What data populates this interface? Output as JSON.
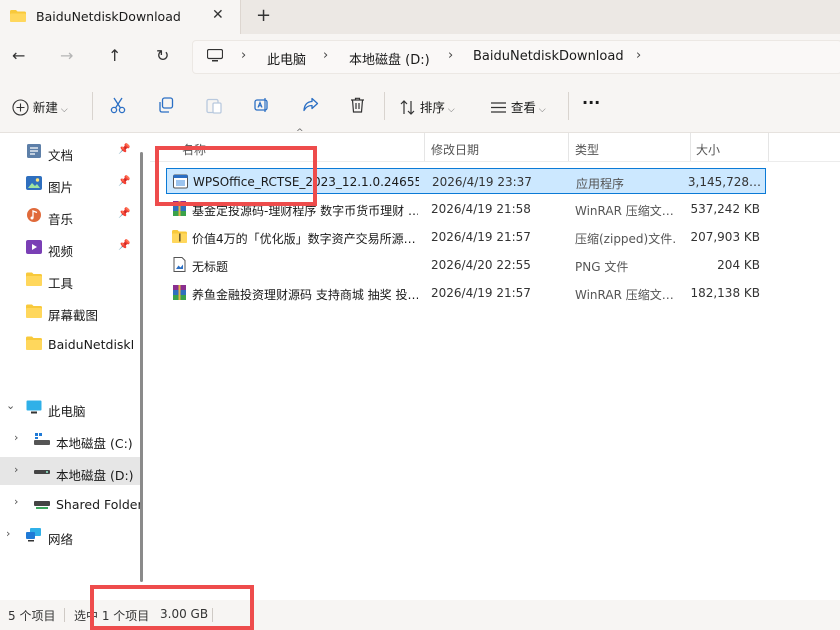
{
  "tab": {
    "title": "BaiduNetdiskDownload",
    "close": "✕",
    "new": "+"
  },
  "nav": {
    "back": "←",
    "forward": "→",
    "up": "↑",
    "refresh": "↻",
    "breadcrumbs": [
      "此电脑",
      "本地磁盘 (D:)",
      "BaiduNetdiskDownload"
    ],
    "sep": "›"
  },
  "toolbar": {
    "new_label": "新建",
    "sort_label": "排序",
    "view_label": "查看",
    "more": "···"
  },
  "sidebar": {
    "quick": [
      {
        "label": "文档",
        "icon": "documents-icon",
        "pinned": true
      },
      {
        "label": "图片",
        "icon": "pictures-icon",
        "pinned": true
      },
      {
        "label": "音乐",
        "icon": "music-icon",
        "pinned": true
      },
      {
        "label": "视频",
        "icon": "videos-icon",
        "pinned": true
      },
      {
        "label": "工具",
        "icon": "folder-icon",
        "pinned": false
      },
      {
        "label": "屏幕截图",
        "icon": "folder-icon",
        "pinned": false
      },
      {
        "label": "BaiduNetdiskDownload",
        "icon": "folder-icon",
        "pinned": false
      }
    ],
    "this_pc": "此电脑",
    "drives": [
      {
        "label": "本地磁盘 (C:)",
        "icon": "drive-c-icon"
      },
      {
        "label": "本地磁盘 (D:)",
        "icon": "drive-d-icon",
        "selected": true
      },
      {
        "label": "Shared Folders",
        "icon": "network-drive-icon"
      }
    ],
    "network": "网络"
  },
  "columns": {
    "name": "名称",
    "modified": "修改日期",
    "type": "类型",
    "size": "大小"
  },
  "files": [
    {
      "name": "WPSOffice_RCTSE_2023_12.1.0.24655_…",
      "modified": "2026/4/19 23:37",
      "type": "应用程序",
      "size": "3,145,728…",
      "icon": "exe-icon",
      "selected": true
    },
    {
      "name": "基金定投源码-理财程序 数字币货币理财 …",
      "modified": "2026/4/19 21:58",
      "type": "WinRAR 压缩文…",
      "size": "537,242 KB",
      "icon": "winrar-icon"
    },
    {
      "name": "价值4万的「优化版」数字资产交易所源…",
      "modified": "2026/4/19 21:57",
      "type": "压缩(zipped)文件…",
      "size": "207,903 KB",
      "icon": "zip-folder-icon"
    },
    {
      "name": "无标题",
      "modified": "2026/4/20 22:55",
      "type": "PNG 文件",
      "size": "204 KB",
      "icon": "png-file-icon"
    },
    {
      "name": "养鱼金融投资理财源码 支持商城 抽奖 投…",
      "modified": "2026/4/19 21:57",
      "type": "WinRAR 压缩文…",
      "size": "182,138 KB",
      "icon": "winrar-icon"
    }
  ],
  "status": {
    "count": "5 个项目",
    "selection": "选中 1 个项目",
    "size": "3.00 GB"
  },
  "colors": {
    "highlight": "#ee4c4c",
    "selection_bg": "#cce8ff",
    "selection_border": "#0b7ad6"
  }
}
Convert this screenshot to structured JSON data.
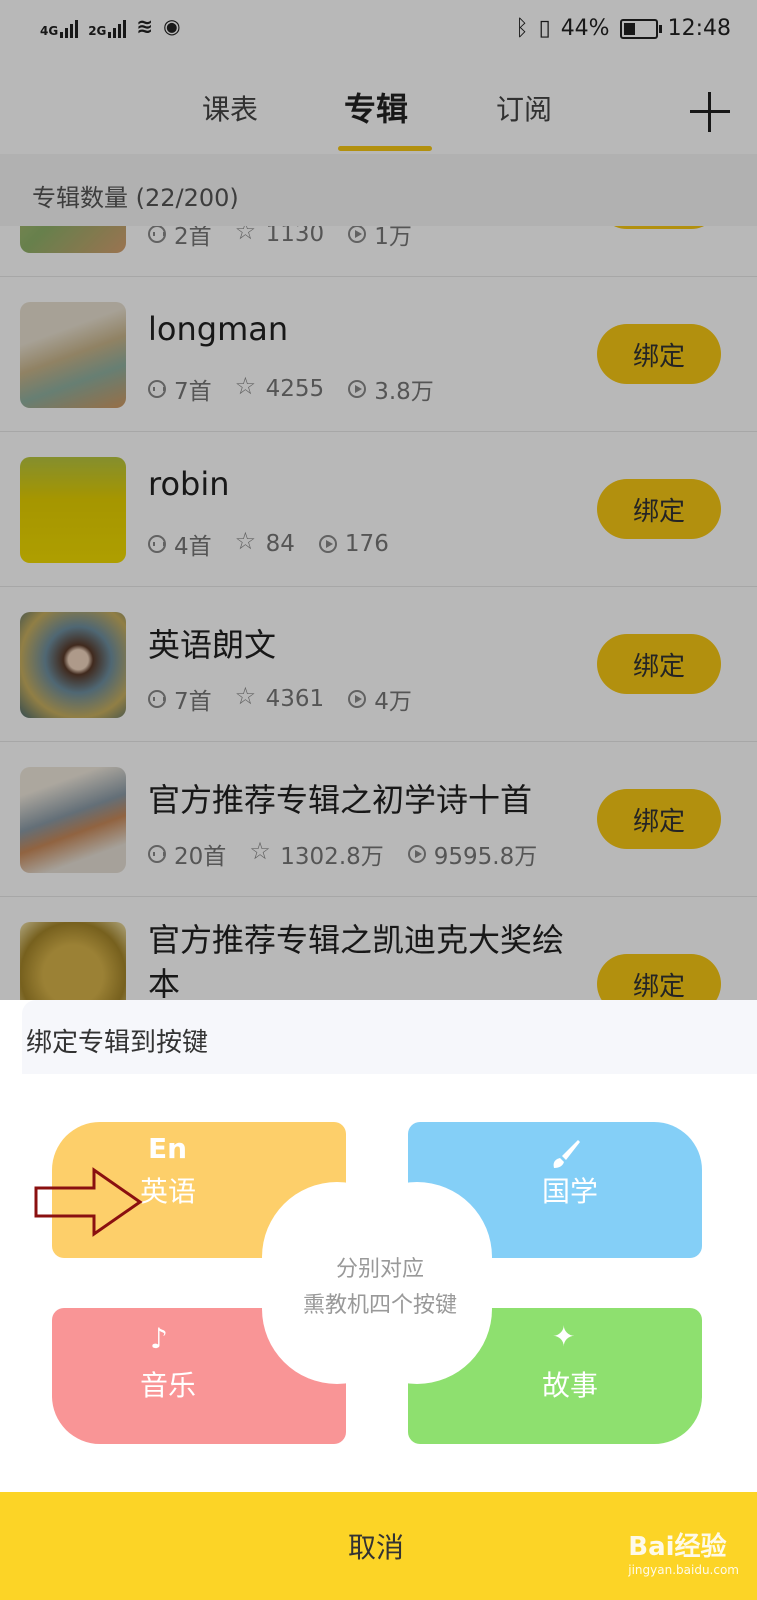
{
  "status_bar": {
    "network1": "4G",
    "network2": "2G",
    "battery": "44%",
    "time": "12:48",
    "battery_level": 0.44
  },
  "tabs": [
    {
      "label": "课表"
    },
    {
      "label": "专辑"
    },
    {
      "label": "订阅"
    }
  ],
  "album_count": "专辑数量 (22/200)",
  "albums": [
    {
      "title": "",
      "tracks": "2首",
      "favorites": "1130",
      "plays": "1万",
      "button": "绑定"
    },
    {
      "title": "longman",
      "tracks": "7首",
      "favorites": "4255",
      "plays": "3.8万",
      "button": "绑定"
    },
    {
      "title": "robin",
      "tracks": "4首",
      "favorites": "84",
      "plays": "176",
      "button": "绑定"
    },
    {
      "title": "英语朗文",
      "tracks": "7首",
      "favorites": "4361",
      "plays": "4万",
      "button": "绑定"
    },
    {
      "title": "官方推荐专辑之初学诗十首",
      "tracks": "20首",
      "favorites": "1302.8万",
      "plays": "9595.8万",
      "button": "绑定"
    },
    {
      "title": "官方推荐专辑之凯迪克大奖绘本",
      "tracks": "",
      "favorites": "",
      "plays": "",
      "button": "绑定"
    }
  ],
  "sheet": {
    "title": "绑定专辑到按键",
    "keys": {
      "english": {
        "icon_text": "En",
        "label": "英语"
      },
      "guoxue": {
        "label": "国学"
      },
      "music": {
        "label": "音乐"
      },
      "story": {
        "label": "故事"
      }
    },
    "center_line1": "分别对应",
    "center_line2": "熏教机四个按键",
    "cancel": "取消"
  },
  "watermark": {
    "text": "Bai经验",
    "sub": "jingyan.baidu.com"
  },
  "colors": {
    "accent": "#f7c814",
    "english": "#fdcf6a",
    "guoxue": "#84cff7",
    "music": "#f99596",
    "story": "#8ee06f",
    "cancel_bar": "#fcd426"
  }
}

***

What to do – Repeat the listing verbatim. Skip the pictures.

Exercise answer –
What data populates this interface? Output as JSON.
{
  "tab": {
    "title": "BaiduNetdiskDownload",
    "close": "✕",
    "new": "+"
  },
  "nav": {
    "back": "←",
    "forward": "→",
    "up": "↑",
    "refresh": "↻",
    "breadcrumbs": [
      "此电脑",
      "本地磁盘 (D:)",
      "BaiduNetdiskDownload"
    ],
    "sep": "›"
  },
  "toolbar": {
    "new_label": "新建",
    "sort_label": "排序",
    "view_label": "查看",
    "more": "···"
  },
  "sidebar": {
    "quick": [
      {
        "label": "文档",
        "icon": "documents-icon",
        "pinned": true
      },
      {
        "label": "图片",
        "icon": "pictures-icon",
        "pinned": true
      },
      {
        "label": "音乐",
        "icon": "music-icon",
        "pinned": true
      },
      {
        "label": "视频",
        "icon": "videos-icon",
        "pinned": true
      },
      {
        "label": "工具",
        "icon": "folder-icon",
        "pinned": false
      },
      {
        "label": "屏幕截图",
        "icon": "folder-icon",
        "pinned": false
      },
      {
        "label": "BaiduNetdiskDownload",
        "icon": "folder-icon",
        "pinned": false
      }
    ],
    "this_pc": "此电脑",
    "drives": [
      {
        "label": "本地磁盘 (C:)",
        "icon": "drive-c-icon"
      },
      {
        "label": "本地磁盘 (D:)",
        "icon": "drive-d-icon",
        "selected": true
      },
      {
        "label": "Shared Folders",
        "icon": "network-drive-icon"
      }
    ],
    "network": "网络"
  },
  "columns": {
    "name": "名称",
    "modified": "修改日期",
    "type": "类型",
    "size": "大小"
  },
  "files": [
    {
      "name": "WPSOffice_RCTSE_2023_12.1.0.24655_…",
      "modified": "2026/4/19 23:37",
      "type": "应用程序",
      "size": "3,145,728…",
      "icon": "exe-icon",
      "selected": true
    },
    {
      "name": "基金定投源码-理财程序 数字币货币理财 …",
      "modified": "2026/4/19 21:58",
      "type": "WinRAR 压缩文…",
      "size": "537,242 KB",
      "icon": "winrar-icon"
    },
    {
      "name": "价值4万的「优化版」数字资产交易所源…",
      "modified": "2026/4/19 21:57",
      "type": "压缩(zipped)文件…",
      "size": "207,903 KB",
      "icon": "zip-folder-icon"
    },
    {
      "name": "无标题",
      "modified": "2026/4/20 22:55",
      "type": "PNG 文件",
      "size": "204 KB",
      "icon": "png-file-icon"
    },
    {
      "name": "养鱼金融投资理财源码 支持商城 抽奖 投…",
      "modified": "2026/4/19 21:57",
      "type": "WinRAR 压缩文…",
      "size": "182,138 KB",
      "icon": "winrar-icon"
    }
  ],
  "status": {
    "count": "5 个项目",
    "selection": "选中 1 个项目",
    "size": "3.00 GB"
  },
  "colors": {
    "highlight": "#ee4c4c",
    "selection_bg": "#cce8ff",
    "selection_border": "#0b7ad6"
  }
}
Convert this screenshot to structured JSON data.
{
  "status_bar": {
    "network1": "4G",
    "network2": "2G",
    "battery": "44%",
    "time": "12:48",
    "battery_level": 0.44
  },
  "tabs": [
    {
      "label": "课表"
    },
    {
      "label": "专辑"
    },
    {
      "label": "订阅"
    }
  ],
  "album_count": "专辑数量 (22/200)",
  "albums": [
    {
      "title": "",
      "tracks": "2首",
      "favorites": "1130",
      "plays": "1万",
      "button": "绑定"
    },
    {
      "title": "longman",
      "tracks": "7首",
      "favorites": "4255",
      "plays": "3.8万",
      "button": "绑定"
    },
    {
      "title": "robin",
      "tracks": "4首",
      "favorites": "84",
      "plays": "176",
      "button": "绑定"
    },
    {
      "title": "英语朗文",
      "tracks": "7首",
      "favorites": "4361",
      "plays": "4万",
      "button": "绑定"
    },
    {
      "title": "官方推荐专辑之初学诗十首",
      "tracks": "20首",
      "favorites": "1302.8万",
      "plays": "9595.8万",
      "button": "绑定"
    },
    {
      "title": "官方推荐专辑之凯迪克大奖绘本",
      "tracks": "",
      "favorites": "",
      "plays": "",
      "button": "绑定"
    }
  ],
  "sheet": {
    "title": "绑定专辑到按键",
    "keys": {
      "english": {
        "icon_text": "En",
        "label": "英语"
      },
      "guoxue": {
        "label": "国学"
      },
      "music": {
        "label": "音乐"
      },
      "story": {
        "label": "故事"
      }
    },
    "center_line1": "分别对应",
    "center_line2": "熏教机四个按键",
    "cancel": "取消"
  },
  "watermark": {
    "text": "Bai经验",
    "sub": "jingyan.baidu.com"
  },
  "colors": {
    "accent": "#f7c814",
    "english": "#fdcf6a",
    "guoxue": "#84cff7",
    "music": "#f99596",
    "story": "#8ee06f",
    "cancel_bar": "#fcd426"
  }
}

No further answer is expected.